#### [Work required]
Pick out the lines containing "Colace".

[Stored entries]
↓
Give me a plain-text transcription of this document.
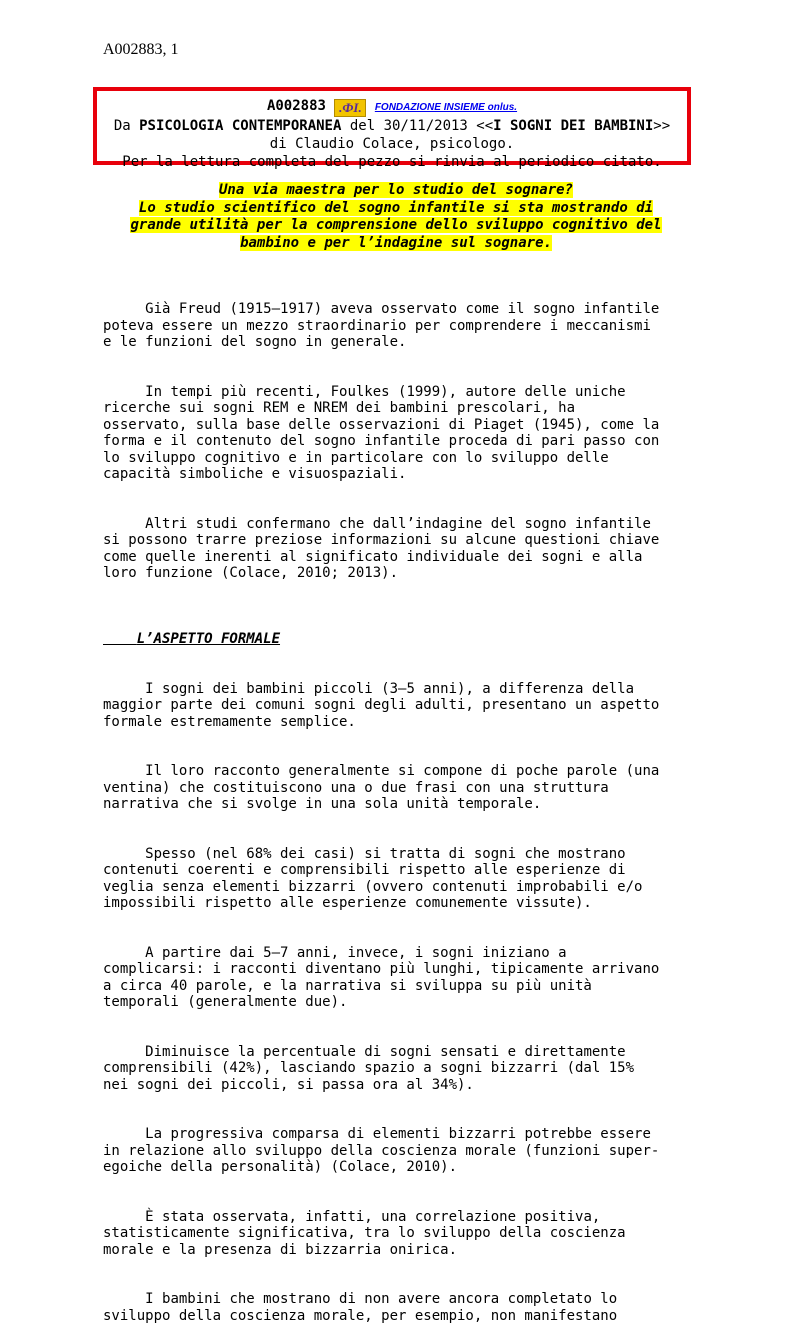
A002883, 1
A002883 .ФI. FONDAZIONE INSIEME onlus.
Da PSICOLOGIA CONTEMPORANEA del 30/11/2013 <<I SOGNI DEI BAMBINI>>
di Claudio Colace, psicologo.
Per la lettura completa del pezzo si rinvia al periodico citato.
Una via maestra per lo studio del sognare?
Lo studio scientifico del sogno infantile si sta mostrando di
grande utilità per la comprensione dello sviluppo cognitivo del
bambino e per l’indagine sul sognare.

Già Freud (1915–1917) aveva osservato come il sogno infantile
poteva essere un mezzo straordinario per comprendere i meccanismi
e le funzioni del sogno in generale.

In tempi più recenti, Foulkes (1999), autore delle uniche
ricerche sui sogni REM e NREM dei bambini prescolari, ha
osservato, sulla base delle osservazioni di Piaget (1945), come la
forma e il contenuto del sogno infantile proceda di pari passo con
lo sviluppo cognitivo e in particolare con lo sviluppo delle
capacità simboliche e visuospaziali.

Altri studi confermano che dall’indagine del sogno infantile
si possono trarre preziose informazioni su alcune questioni chiave
come quelle inerenti al significato individuale dei sogni e alla
loro funzione (Colace, 2010; 2013).

L’ASPETTO FORMALE

I sogni dei bambini piccoli (3–5 anni), a differenza della
maggior parte dei comuni sogni degli adulti, presentano un aspetto
formale estremamente semplice.

Il loro racconto generalmente si compone di poche parole (una
ventina) che costituiscono una o due frasi con una struttura
narrativa che si svolge in una sola unità temporale.

Spesso (nel 68% dei casi) si tratta di sogni che mostrano
contenuti coerenti e comprensibili rispetto alle esperienze di
veglia senza elementi bizzarri (ovvero contenuti improbabili e/o
impossibili rispetto alle esperienze comunemente vissute).

A partire dai 5–7 anni, invece, i sogni iniziano a
complicarsi: i racconti diventano più lunghi, tipicamente arrivano
a circa 40 parole, e la narrativa si sviluppa su più unità
temporali (generalmente due).

Diminuisce la percentuale di sogni sensati e direttamente
comprensibili (42%), lasciando spazio a sogni bizzarri (dal 15%
nei sogni dei piccoli, si passa ora al 34%).

La progressiva comparsa di elementi bizzarri potrebbe essere
in relazione allo sviluppo della coscienza morale (funzioni super-
egoiche della personalità) (Colace, 2010).

È stata osservata, infatti, una correlazione positiva,
statisticamente significativa, tra lo sviluppo della coscienza
morale e la presenza di bizzarria onirica.

I bambini che mostrano di non avere ancora completato lo
sviluppo della coscienza morale, per esempio, non manifestano
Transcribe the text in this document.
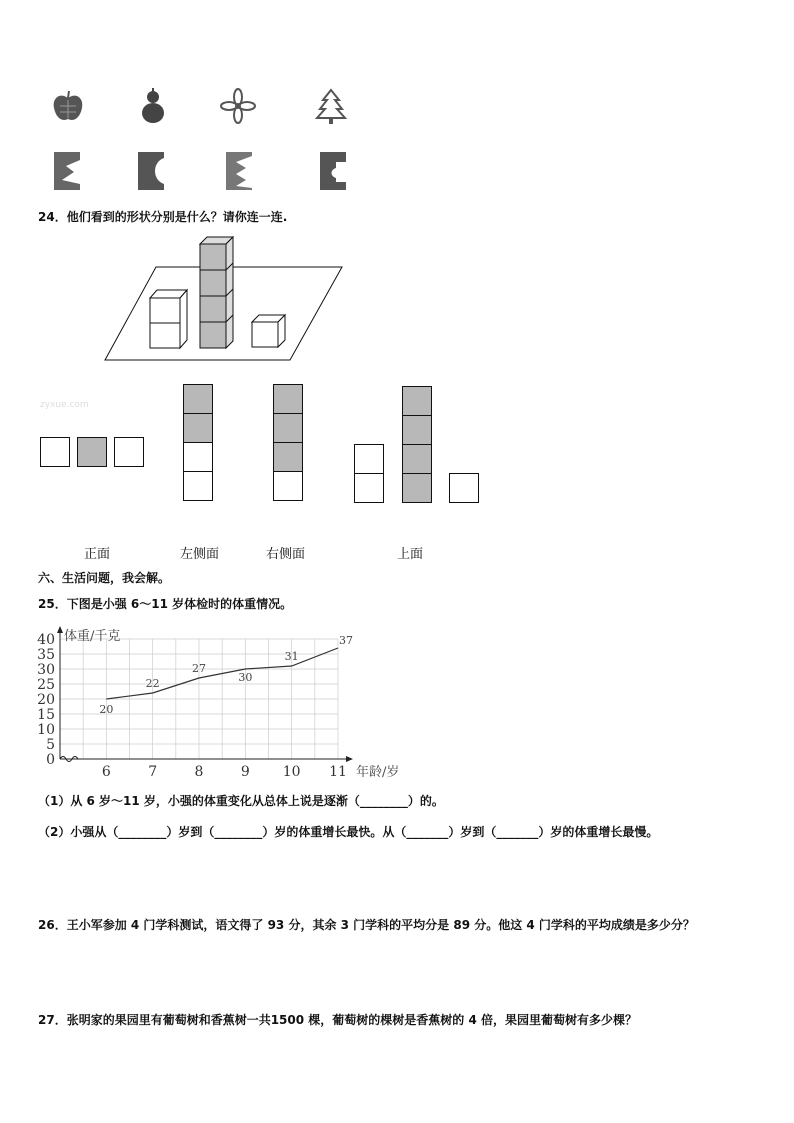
24．他们看到的形状分别是什么？请你连一连.
zyxue.com
正面	左侧面	右侧面	上面
六、生活问题，我会解。
25．下图是小强 6～11 岁体检时的体重情况。
0
5
10
15
20
25
30
35
40
6	7	8	9 10 11
体重/千克
年龄/岁
20
22
27
30
31
37
（1）从 6 岁～11 岁，小强的体重变化从总体上说是逐渐（________）的。
（2）小强从（________）岁到（________）岁的体重增长最快。从（_______）岁到（_______）岁的体重增长最慢。
26．王小军参加 4 门学科测试，语文得了 93 分，其余 3 门学科的平均分是 89 分。他这 4 门学科的平均成绩是多少分？
27．张明家的果园里有葡萄树和香蕉树一共1500 棵，葡萄树的棵树是香蕉树的 4 倍，果园里葡萄树有多少棵？
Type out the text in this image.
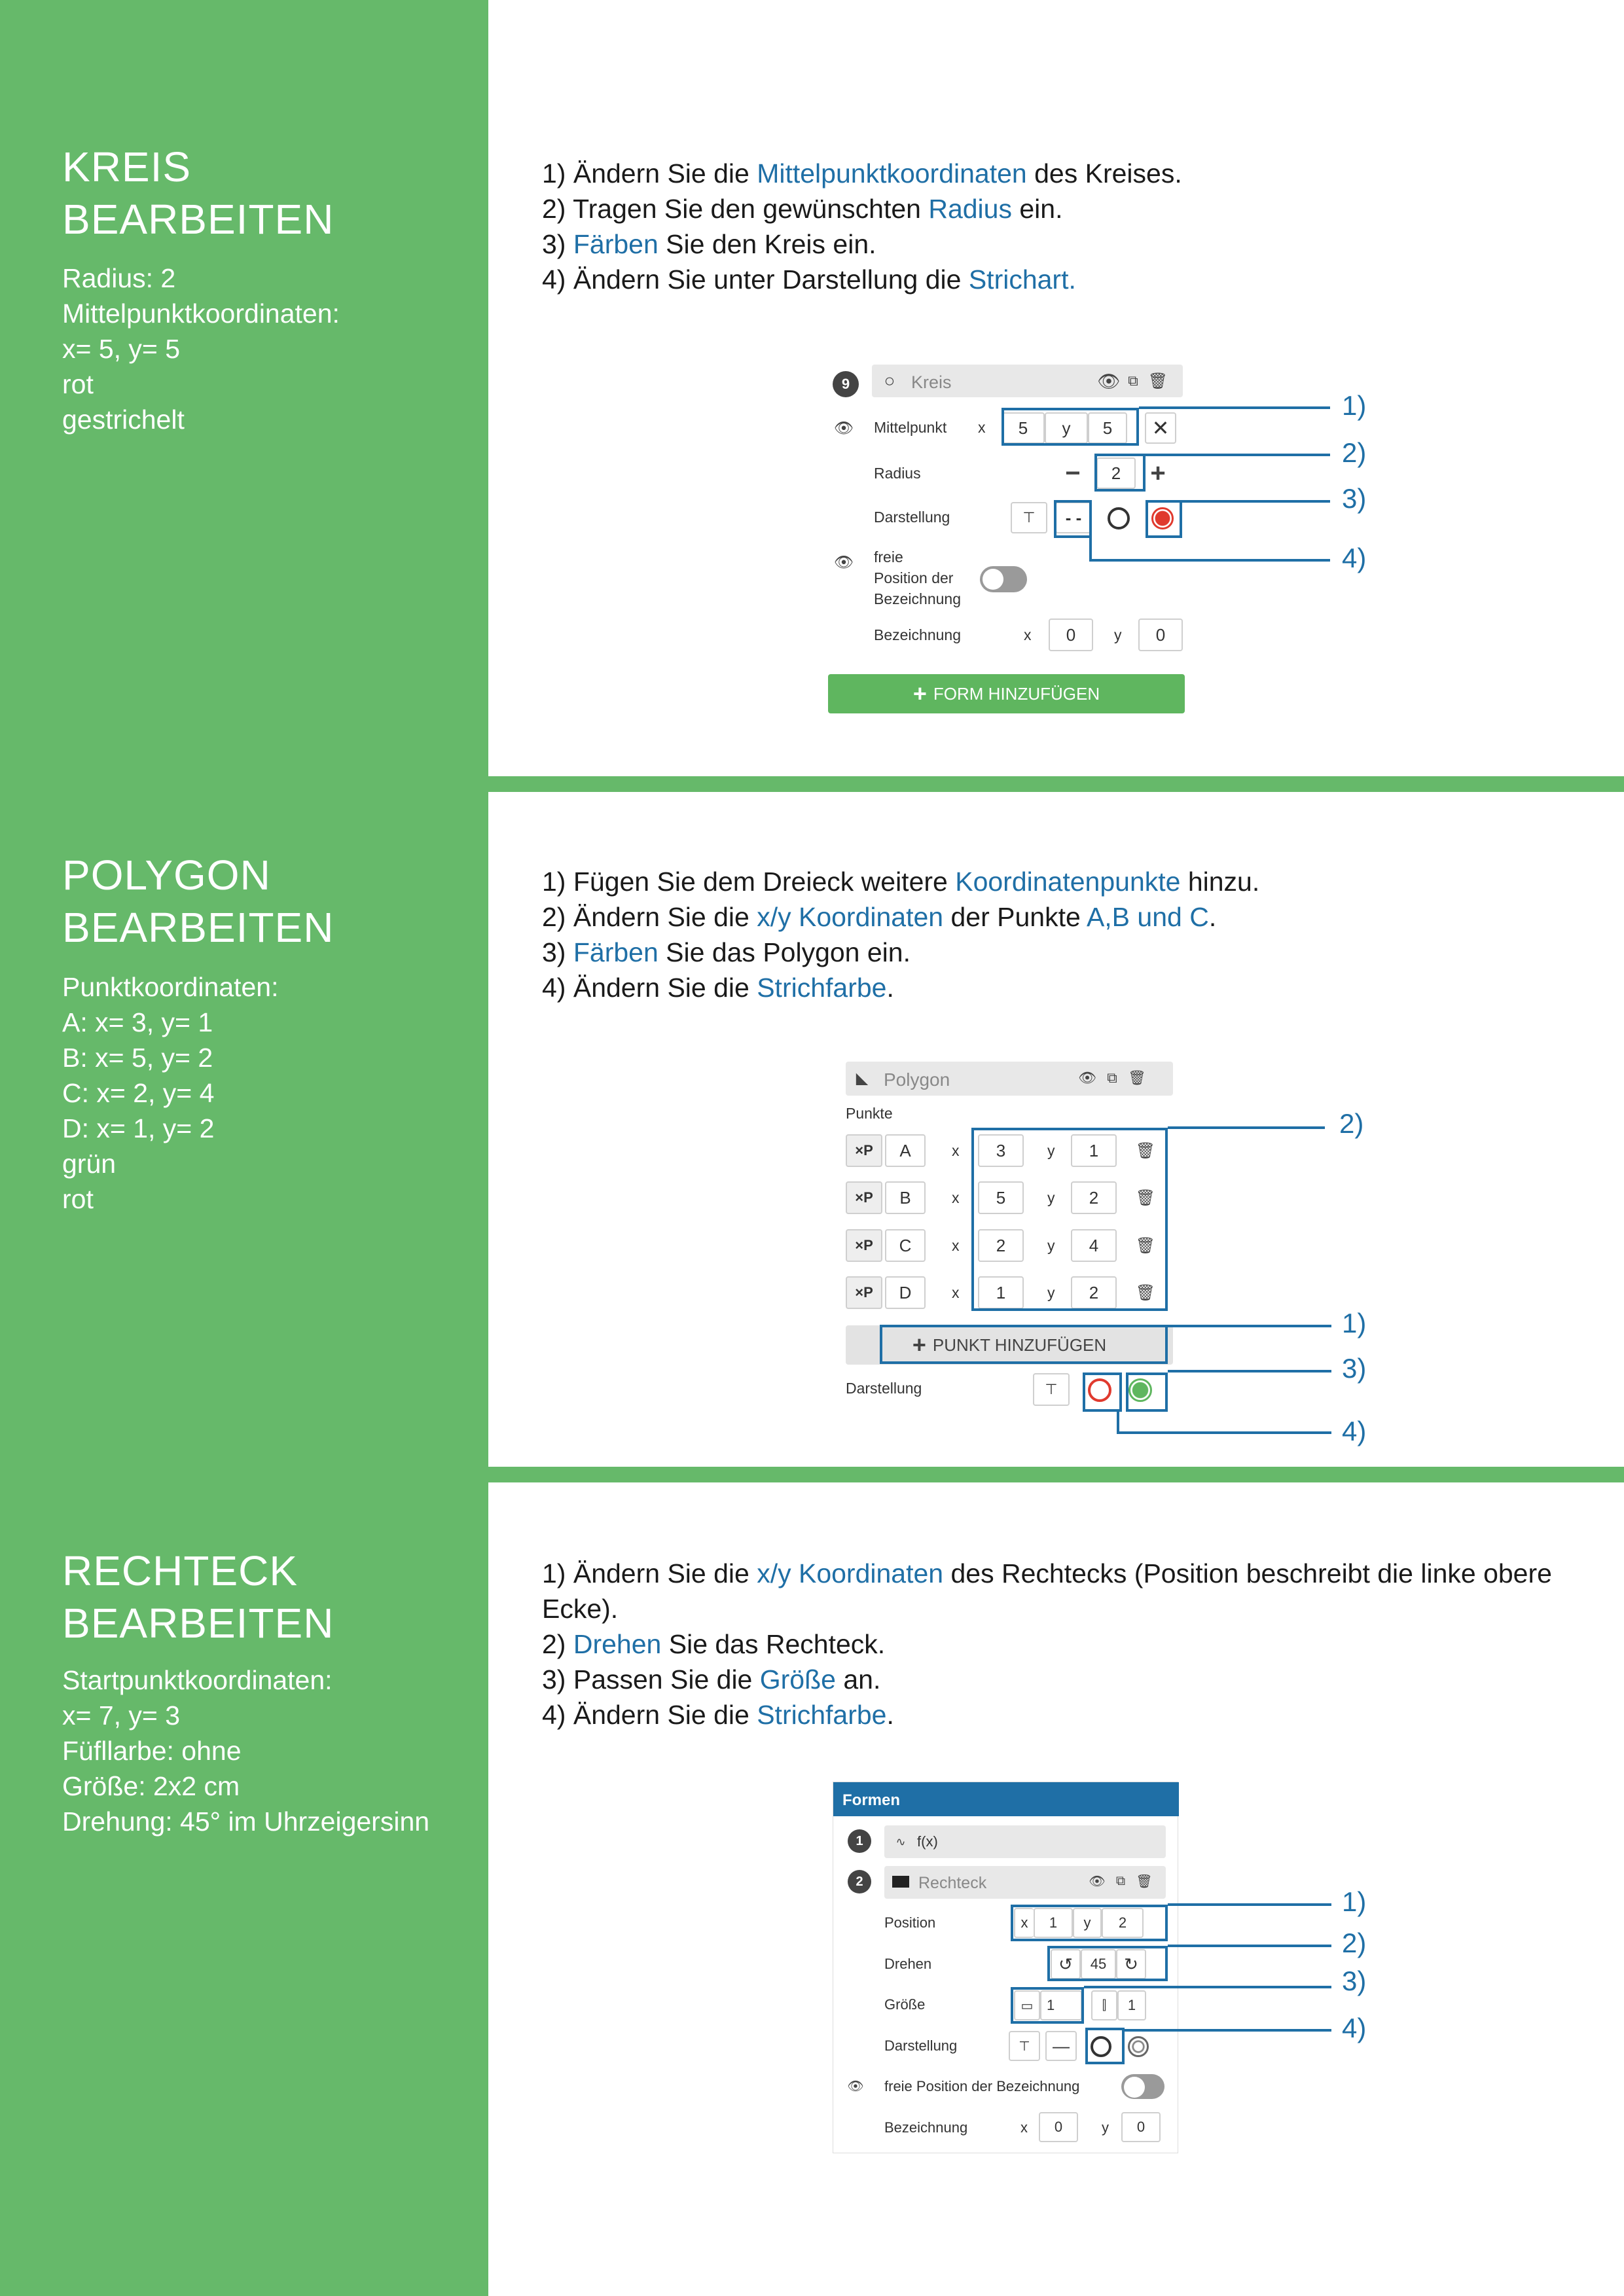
KREIS
BEARBEITEN
Radius: 2
Mittelpunktkoordinaten:
x= 5, y= 5
rot
gestrichelt
1) Ändern Sie die Mittelpunktkoordinaten des Kreises.
2) Tragen Sie den gewünschten Radius ein.
3) Färben Sie den Kreis ein.
4) Ändern Sie unter Darstellung die Strichart.
9	○ Kreis	👁 ⧉ 🗑
👁 Mittelpunkt x	5	y	5	✕
Radius	−	2	+
Darstellung	⊤	- -
👁 freie
Position der
Bezeichnung
Bezeichnung	x	0	y	0
+ FORM HINZUFÜGEN
1)
2)
3)
4)
POLYGON
BEARBEITEN
Punktkoordinaten:
A: x= 3, y= 1
B: x= 5, y= 2
C: x= 2, y= 4
D: x= 1, y= 2
grün
rot
1) Fügen Sie dem Dreieck weitere Koordinatenpunkte hinzu.
2) Ändern Sie die x/y Koordinaten der Punkte A,B und C.
3) Färben Sie das Polygon ein.
4) Ändern Sie die Strichfarbe.
◣ Polygon	👁 ⧉ 🗑
Punkte
×P	A	x	3	y	1	🗑
×P	B	x	5	y	2	🗑
×P	C	x	2	y	4	🗑
×P	D	x	1	y	2	🗑
+ PUNKT HINZUFÜGEN
Darstellung	⊤
2)
1)
3)
4)
RECHTECK
BEARBEITEN
Startpunktkoordinaten:
x= 7, y= 3
Füfllarbe: ohne
Größe: 2x2 cm
Drehung: 45° im Uhrzeigersinn
1) Ändern Sie die x/y Koordinaten des Rechtecks (Position beschreibt die linke obere Ecke).
2) Drehen Sie das Rechteck.
3) Passen Sie die Größe an.
4) Ändern Sie die Strichfarbe.
Formen
1	∿ f(x)
2	Rechteck	👁 ⧉ 🗑
Position	x	1	y	2
Drehen	↺	45	↻
Größe	▭ 1	⫿	1
Darstellung	⊤	—
👁 freie Position der Bezeichnung
Bezeichnung	x	0	y	0
1)
2)
3)
4)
↑
#### [Answer to this exercise]
di Claudio Colace, psicologo.
loro funzione (Colace, 2010; 2013).
egoiche della personalità) (Colace, 2010).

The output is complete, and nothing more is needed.